Exercise material >>

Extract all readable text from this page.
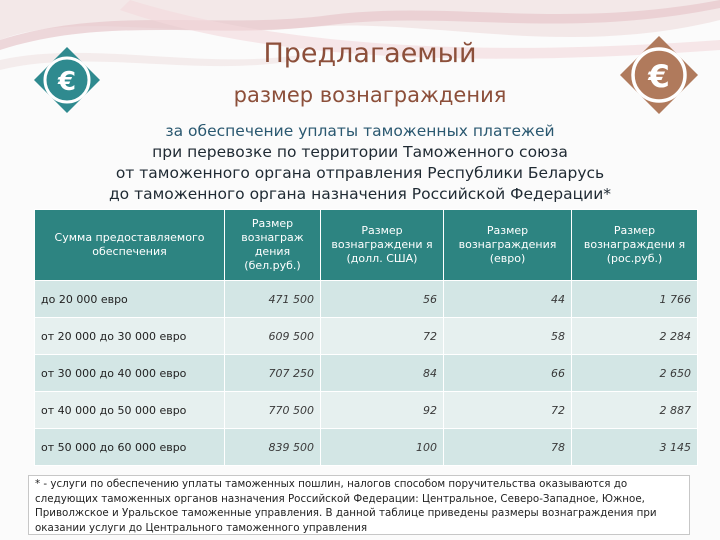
€	€
Предлагаемый
размер вознаграждения

за обеспечение уплаты таможенных платежей

при перевозке по территории Таможенного союза

от таможенного органа отправления Республики Беларусь

до таможенного органа назначения Российской Федерации*

Сумма предоставляемого обеспечения	Размер вознаграж дения (бел.руб.)	Размер вознаграждени я (долл. США)	Размер вознаграждения (евро)	Размер вознаграждени я (рос.руб.)
до 20 000 евро	471 500	56	44	1 766
от 20 000 до 30 000 евро	609 500	72	58	2 284
от 30 000 до 40 000 евро	707 250	84	66	2 650
от 40 000 до 50 000 евро	770 500	92	72	2 887
от 50 000 до 60 000 евро	839 500	100	78	3 145
* - услуги по обеспечению уплаты таможенных пошлин, налогов способом поручительства оказываются до следующих таможенных органов назначения Российской Федерации: Центральное, Северо-Западное, Южное, Приволжское и Уральское таможенные управления. В данной таблице приведены размеры вознаграждения при оказании услуги до Центрального таможенного управления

Work to do >>
Repeat everything in the records precisely. Images are excluded from the copy.

Output of the task >>
Extract all readable text from this page.
€	€
Предлагаемый
размер вознаграждения

за обеспечение уплаты таможенных платежей

при перевозке по территории Таможенного союза

от таможенного органа отправления Республики Беларусь

до таможенного органа назначения Российской Федерации*

Сумма предоставляемого обеспечения	Размер вознаграж дения (бел.руб.)	Размер вознаграждени я (долл. США)	Размер вознаграждения (евро)	Размер вознаграждени я (рос.руб.)
до 20 000 евро	471 500	56	44	1 766
от 20 000 до 30 000 евро	609 500	72	58	2 284
от 30 000 до 40 000 евро	707 250	84	66	2 650
от 40 000 до 50 000 евро	770 500	92	72	2 887
от 50 000 до 60 000 евро	839 500	100	78	3 145
* - услуги по обеспечению уплаты таможенных пошлин, налогов способом поручительства оказываются до следующих таможенных органов назначения Российской Федерации: Центральное, Северо-Западное, Южное, Приволжское и Уральское таможенные управления. В данной таблице приведены размеры вознаграждения при оказании услуги до Центрального таможенного управления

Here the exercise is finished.